*Objective*: Repeat every line of the material, character for character.

*Record excerpts*:
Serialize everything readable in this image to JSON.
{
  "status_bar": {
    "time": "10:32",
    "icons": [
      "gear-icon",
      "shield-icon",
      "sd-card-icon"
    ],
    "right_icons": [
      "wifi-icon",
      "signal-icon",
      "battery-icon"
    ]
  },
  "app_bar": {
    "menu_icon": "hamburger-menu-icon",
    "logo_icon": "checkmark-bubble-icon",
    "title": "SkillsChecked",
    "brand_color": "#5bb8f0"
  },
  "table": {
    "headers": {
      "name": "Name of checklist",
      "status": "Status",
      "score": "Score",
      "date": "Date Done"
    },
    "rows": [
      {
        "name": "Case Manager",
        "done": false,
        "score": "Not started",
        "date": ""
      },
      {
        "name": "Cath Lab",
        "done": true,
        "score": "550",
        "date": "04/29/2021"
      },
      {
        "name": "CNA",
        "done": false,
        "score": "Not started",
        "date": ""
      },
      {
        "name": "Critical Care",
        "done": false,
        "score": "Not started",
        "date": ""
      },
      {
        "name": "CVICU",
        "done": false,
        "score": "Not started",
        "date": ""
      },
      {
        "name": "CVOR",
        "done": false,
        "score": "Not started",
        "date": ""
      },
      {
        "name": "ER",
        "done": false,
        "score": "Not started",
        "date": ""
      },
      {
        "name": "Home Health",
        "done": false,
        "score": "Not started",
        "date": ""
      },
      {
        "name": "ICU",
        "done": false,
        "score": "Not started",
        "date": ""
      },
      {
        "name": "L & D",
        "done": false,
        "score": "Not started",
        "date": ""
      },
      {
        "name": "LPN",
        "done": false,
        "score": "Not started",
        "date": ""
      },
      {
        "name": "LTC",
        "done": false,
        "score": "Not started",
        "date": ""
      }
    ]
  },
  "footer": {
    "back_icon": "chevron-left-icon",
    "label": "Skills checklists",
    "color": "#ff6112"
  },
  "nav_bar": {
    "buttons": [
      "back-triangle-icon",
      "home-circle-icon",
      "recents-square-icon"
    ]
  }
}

*Answer to this problem*:
Serialize everything readable in this image to JSON.
{
  "status_bar": {
    "time": "10:32",
    "icons": [
      "gear-icon",
      "shield-icon",
      "sd-card-icon"
    ],
    "right_icons": [
      "wifi-icon",
      "signal-icon",
      "battery-icon"
    ]
  },
  "app_bar": {
    "menu_icon": "hamburger-menu-icon",
    "logo_icon": "checkmark-bubble-icon",
    "title": "SkillsChecked",
    "brand_color": "#5bb8f0"
  },
  "table": {
    "headers": {
      "name": "Name of checklist",
      "status": "Status",
      "score": "Score",
      "date": "Date Done"
    },
    "rows": [
      {
        "name": "Case Manager",
        "done": false,
        "score": "Not started",
        "date": ""
      },
      {
        "name": "Cath Lab",
        "done": true,
        "score": "550",
        "date": "04/29/2021"
      },
      {
        "name": "CNA",
        "done": false,
        "score": "Not started",
        "date": ""
      },
      {
        "name": "Critical Care",
        "done": false,
        "score": "Not started",
        "date": ""
      },
      {
        "name": "CVICU",
        "done": false,
        "score": "Not started",
        "date": ""
      },
      {
        "name": "CVOR",
        "done": false,
        "score": "Not started",
        "date": ""
      },
      {
        "name": "ER",
        "done": false,
        "score": "Not started",
        "date": ""
      },
      {
        "name": "Home Health",
        "done": false,
        "score": "Not started",
        "date": ""
      },
      {
        "name": "ICU",
        "done": false,
        "score": "Not started",
        "date": ""
      },
      {
        "name": "L & D",
        "done": false,
        "score": "Not started",
        "date": ""
      },
      {
        "name": "LPN",
        "done": false,
        "score": "Not started",
        "date": ""
      },
      {
        "name": "LTC",
        "done": false,
        "score": "Not started",
        "date": ""
      }
    ]
  },
  "footer": {
    "back_icon": "chevron-left-icon",
    "label": "Skills checklists",
    "color": "#ff6112"
  },
  "nav_bar": {
    "buttons": [
      "back-triangle-icon",
      "home-circle-icon",
      "recents-square-icon"
    ]
  }
}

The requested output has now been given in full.